+++ DATA TO PROCESS +++

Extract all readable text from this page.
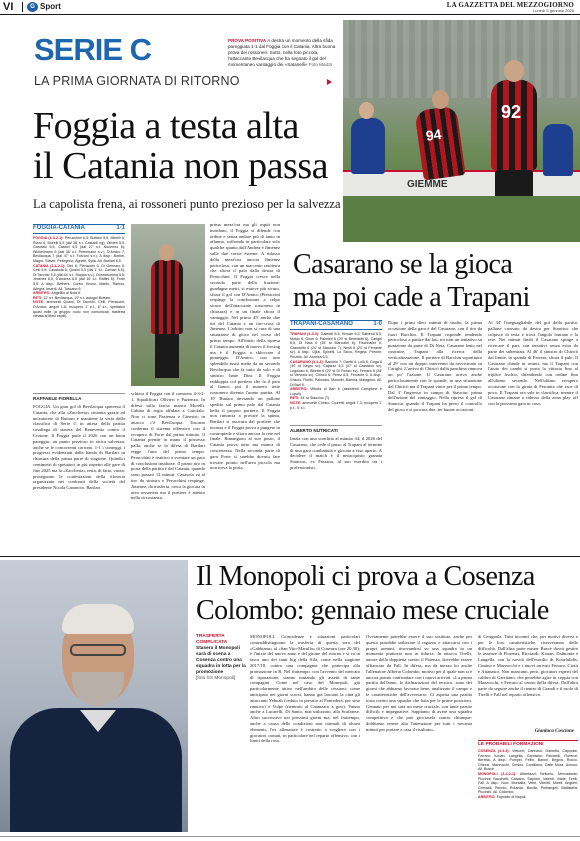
VI	G Sport	LA GAZZETTA DEL MEZZOGIORNO
Lunedì 5 gennaio 2026
SERIE C
LA PRIMA GIORNATA DI RITORNO
PROVA POSITIVA A destra un momento della sfida pareggiata 1-1 dal Foggia con il Catania. Altra buona prova dei rossoneri. Sotto, nella foto piccola, l'attaccante Bevilacqua che ha segnato il gol del momentaneo vantaggio dei «Satanelli» Foto Maizzi
GIEMME
92
94
Foggia a testa alta
il Catania non passa
La capolista frena, ai rossoneri punto prezioso per la salvezza
FOGGIA-CATANIA	1-1
FOGGIA (4-3-2-1): Perucchini 6,5; Buttaro 5,5, Minelli 6, Rizzo 6, Morelli 5,5 (dal 38' s.t. Castaldi ng); Olivieri 5,5, Garofalo 6,5, Castori 6,5 (dal 27' s.t. Nocerino 6); Winkelmann 6 (dal 38' s.t. Petermann s.v.), D'Amico 7; Bevilacqua 7 (dal 47' s.t. Forconi s.v.). A disp.: Borbei, Magro, Staver, Pellegrino, Agnelli, Sylla. All. Barilari 6,5.
CATANIA (3-4-2-1): Dini 6; Pieraccini 6, Di Gennaro 6, Celli 5,5; Casasola 6, Quaini 5,5 (dal 1' s.t. Corbari 5,5), Di Tacchio 5,5 (dal 44' s.t. Stoppa s.v.), Donnarumma 5,5; Jimenez 6,5, D'Andrea 6,5 (dal 16' s.t. Raffini 6); Forte 5,5. A disp.: Bethers, Corbo, Bruno, Martic, Ramos, Allegra, Ierardi. All. Toscano 6.
ARBITRO: Angelillo di Nola 6.
RETI: 12' s.t. Bevilacqua, 19' s.t. autogol Buttaro.
NOTE: ammoniti Quaini, Di Tacchio, Celli, Pieraccini, D'Amico; angoli 1-8; recupero 1' p.t., 6' s.t.; spettatori quasi mille (a gruppo ruolo non comunicati, trasferta vietata ai tifosi ospiti).
RAFFAELE FIORELLA
FOGGIA. Un gran gol di Bevilacqua spaventa il Catania, che alla «Zaccheria» rimonta grazie ad un'autorete di Buttaro e mantiene la vetta della classifica di Serie C in attesa della partita casalinga di stasera del Benevento contro il Crotone. Il Foggia parte il 2026 con un buon pareggio, un punto prezioso in ottica salvezza, anche se le concorrenti corrono. 1-1 i conteggi, i progressi evidenziati dalla banda di Barilari in chiusura della prima parte di stagione. Quindici centimetri di spettatori in più rispetto alle gare di fine 2025 ma la «Zaccheria» resta, di fatto, vuota: proseguono le contestazioni della tifoseria organizzata nei confronti della società del presidente Nicola Canonico. Barilari
schiera il Foggia con il consueto 4-3-2-1. Squalificati Olivieri e Pazienza. In difesa sulla fascia manca Morelli. Cabina di regia affidata a Garofalo. Non ci sono Pazienza e Ginestri; in attacco c'è Bevilacqua. Toscano conferma il sistema offensivo con il recupero di Forte dal primo minuto. Il Catania prende in mano il possesso palla, anche se la difesa di Barilari regge l'urto del primo tempo. Perucchini è reattivo a sventare un paio di conclusioni insidiose. Il primo tiro in porta della partita è del Catania, quando sono passati 12 minuti: Casasola va al tiro da sinistra e Perucchini respinge. Jimenez, da trasferta, cerca la giocata in area rossonera ma il portiere è attento nella circostanza.
prima mezz'ora ma gli ospiti non mordono, il Foggia si difende con ordine e senza andare più di tanto in affanno, soffrendo in particolare solo qualche spunto dall'Andrea e Jimenez sulle due corsie esterne. A ridosso della mezz'ora ancora Jimenez pericoloso, con un maccmio rasoterra che sfiora il palo dalla destra di Perucchini. Il Foggia cresce nella seconda parte della frazione: guadagna metri, si muove più sicuro, sfiora il gol con D'Amico (Pieraccini respinge la conclusione a colpo sicuro dell'attaccante rossonero in chiusura) e in un finale sfiora il vantaggio. Nel primo 45' anche due tiri del Catania e un tiro-cross di Jimenez. L'arbitro non si cura di una situazione di gioco nel corso del primo tempo. All'inizio della ripresa il Catania aumenta di nuovo il forcing ma è il Foggia a sbloccare il punteggio. D'Amico, con uno splendido assist mette da un secondo Bevilacqua che fa tutto da solo e di sinistro batte Dini. Il Foggia raddoppia col portiere che fa il paio al fianco, poi il numero sette rossonero diventa l'uomo partita. Al 19' Buttaro deviando un pallone spedito sul primo palo dal Catania beffa il proprio portiere. Il Foggia non rinuncia a provare la spinta, Barilari si assicura dal portiere che incassa e il Foggia prova a pungere in contropiede e sfiora ancora la rete nel finale. Rimangono al suo posto, il Catania prova tutto ma manca di concretezza. Nella seconda parte di gara Forte si sarebbe dovuto fare trovare pronto nell'area piccola ma non trova la porta.
Casarano se la gioca
ma poi cade a Trapani
TRAPANI-CASARANO	1-0
TRAPANI (4-3-3): Galeotti 6,5; Kirwan 6,5, Salvesti 6,5, Motoc 6, Giron 6; Palmieri 6 (29' st Benedetti 6), Carighi 6,5, Di Noia 6 (35' st Marcolini 6); Fischnaller 6, Grandolfo 6 (24' st Stauciuc 7), Nesti 6 (24' st Ferrante sv). A disp.: Ujka, Spinelli, Lo Sicco, Regina, Pirrone, Pinzolo. All. Aronica 6,5.
CASARANO (3-4-3): Bacchin 7; Gaetti 6, Lulli 6, Goga 6 (30' st Negro sv); Cajazzo 6,5 (37' st Cassiano sv), Logoluso 6, Billetta 6 (29' st Di Ronzo sv), Ferrara 6 (28' st Venezia sv), Chiricò 6; Perez 6,5, Ferrante 6. A disp.: Chiuco, Fiorilli, Palumbo, Mounibi, Bamba, Malagrino. All. Di Bari 6.
ARBITRO: Vittoria di Bari 6 (assistenti Campione e Lupoli).
RETI: 34' st Stauciuc (T).
NOTE: ammoniti Chirico, Ciciretti; angoli 7-3; recupero 1' p.t., 5' s.t.
ALBERTO NUTRICATI
Inizia con una sconfitta al minuto 34, il 2026 del Casarano, che cede il passo al Trapani al termine di una gara combattuta e giocata a viso aperto. A decidere il match è il neoacquisto granata Stauciuc, ex Fassano, al suo esordito tra i professionisti.
Dopo i primi dieci minuti di studio, la prima occasione della gara è del Casarano, con il tiro da fuori Bacchin. Il Trapani risponde rendendo pericoloso a partire dai lati, tra tutti un tentativo su punizione da parte di Di Noia. Casarano lento nel costruire, Trapani alla ricerca della verticalizzazione. Il portiere di Bacchin soprattutto al 29' con un doppio intervento da ravvicinato su Carighi. L'arrivo di Chiricò dalla panchina rinnova un po' l'azione. Il Casarano arriva anche pericolosamente con le sponde, in una situazione del Chiricò ma il Trapani vince per il primo tempo. Dal 3' l'ingresso in campo di Stauciuc prima dell'azione del vantaggio. Nella ripresa il gol di Stauciuc quando il Trapani ha preso il controllo del gioco e si procura due, tre buone occasioni.
Al 34' l'ineguagliabile del gol della partita: pallone crossato da destra per Stauciuc che colpisce di testa e trova l'angolo lontano e la rete. Nei minuti finali il Casarano spinge a ricercare il pari, con tentativi senza esito da parte dei subentrati. Al 46' il sinistro di Chiricò dal limite, in sponda di Ferrara, sfiora il palo. Il Casarano chiude in avanti, ma il Trapani con l'aiuto dei cambi si porta la vittoria fino al triplice fischio, difendendo con ordine fino all'ultimo secondo. Nell'ultimo recupero occasione con la girata di Ferrante che esce di poco. Il Trapani ora sale in classifica, mentre il Casarano rimane a ridosso della zona play off con la prossima gara in casa.
Il Monopoli ci prova a Cosenza
Colombo: gennaio mese cruciale
TRASFERTA COMPLICATA
Stasera il Monopoli sarà di scena a Cosenza contro una squadra in lotta per la promozione
[foto SS Monopoli]
MONOPOLI. Coincidenze e situazioni particolari contraddistinguono la trasferta di questa sera del «Gabbiano» al «San Vito-Marulla» di Cosenza (ore 20,30): è l'inizio del nuovo anno e del girone del ritorno e si va in tasca uno dei tanti big della Sila, come nella stagione 2017/18, contro una compagine che partecipa alla promozione in B. Nel frattempo, con l'avvento del mercato di riparazione, stanno mutando gli assetti di tante compagini. Come nel caso del Monopoli, già particolarmente attivo nell'ambito delle cessioni: come anticipato nei giorni scorsi, hanno già lasciato la città gli attaccanti Yeboah (ceduto in prestito al Pontedera, per sino rinnovo) e Volpe (rientrato al Catanzaro a giro). Vanno anche a Lucatelli, Di Santo, mai utilizzato, alla Scafatese. Altro successivo nei prossimi giorni ma, nel frattempo, anche a causa delle condizioni non ottimali di alcuni elementi, l'ex allenatore è costretto a scegliere con i giocatori contati, in particolare nel reparto offensivo, con i limiti della rosa.
Ovviamente potrebbe essere il suo sostituto, anche per questo potrebbe utilizzare il ragazzo e attaccarsi con i propri uomini, ritrovandosi su una squadra in un momento piuttosto non in fiducia. In attacco Tirelli, autore della doppietta contro il Potenza, dovrebbe essere affiancato da Fall. In difesa, ma da mezzo ko anche l'allenatore Alberto Colombo, motivo per il quale non si è ancora potuto confrontare con i nuovi arrivati. «La prima partita dell'anno, le dichiarazioni del tecnico: sono dei giorni che abbiamo lavorato bene, analizzato il campo e le caratteristiche dell'avversario. Ci aspetta una partita tosta contro una squadra che lotta per le prime posizioni. Gennaio per noi sarà un mese cruciale, con tante partite difficili e impegnative. Sappiamo di avere una squadra competitiva e che può giocarsela contro chiunque: dobbiamo tenere alta l'attenzione per tutti i novanta minuti per portare a casa il risultato».
di Cerignola. Tutti incontri che, per motivi diversi e per le loro caratteristiche, riserveranno delle difficoltà. Dall'altra parte mister Buscè dovrà gestire le assenze di Florenzi, Ricciardi, Kouan, Dalmonte e Langella, con la novità dell'esordio di Kourfalidis, Cimino e Mazzocchi e i nuovi arrivati Ferraro, Ciotti e Attanasio. Non mancano, però, giocatori esperti del calibro di Garritano, che potrebbe agire in coppia con Mazzocchi, e Ferraro al centro della difesa. Dall'altra parte da seguire anche il rientro di Grandi e il ruolo di Tirelli e Fall nel reparto offensivo.
Gianluca Coscione
LE PROBABILI FORMAZIONI
COSENZA (4-3-3): Vettorel; Cannavò, Dametto, Caporale, Ferraro; Kouan, Langella, Garritano; Ricciardi, Florenzi, Beretta. A disp.: Pompei, Fellin, Baroni, Begino, Rocco, Ghezzi, Mazzocchi, Cimino, Contiliano, Dalle Mura, Achour. All. Buscè.
MONOPOLI (3-4-2-1): Albertazzi; Bellomo, Mercadante, Piccinni; Bacchetti, Calvano, Scipioni, Valenti; Vitale; Tirelli, Fall. A disp.: Novi, Montalto, Veltri, Viteritti, Miceli, Angileri, Grimaldi, Rebolo, Rolando, Bordin, Pietrangeli, Battistella, Piccinini. All. Colombo.
ARBITRO: Esposito di Napoli.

+++

** EXERCISE PROMPT **
In the lines above, find each one with "ammoniti" and list it.

** FULL RESPONSE **
NOTE: ammoniti Quaini, Di Tacchio, Celli, Pieraccini, D'Amico; angoli 1-8; recupero 1' p.t., 6' s.t.; spettatori quasi mille (a gruppo ruolo non comunicati, trasferta vietata ai tifosi ospiti).
NOTE: ammoniti Chirico, Ciciretti; angoli 7-3; recupero 1' p.t., 5' s.t.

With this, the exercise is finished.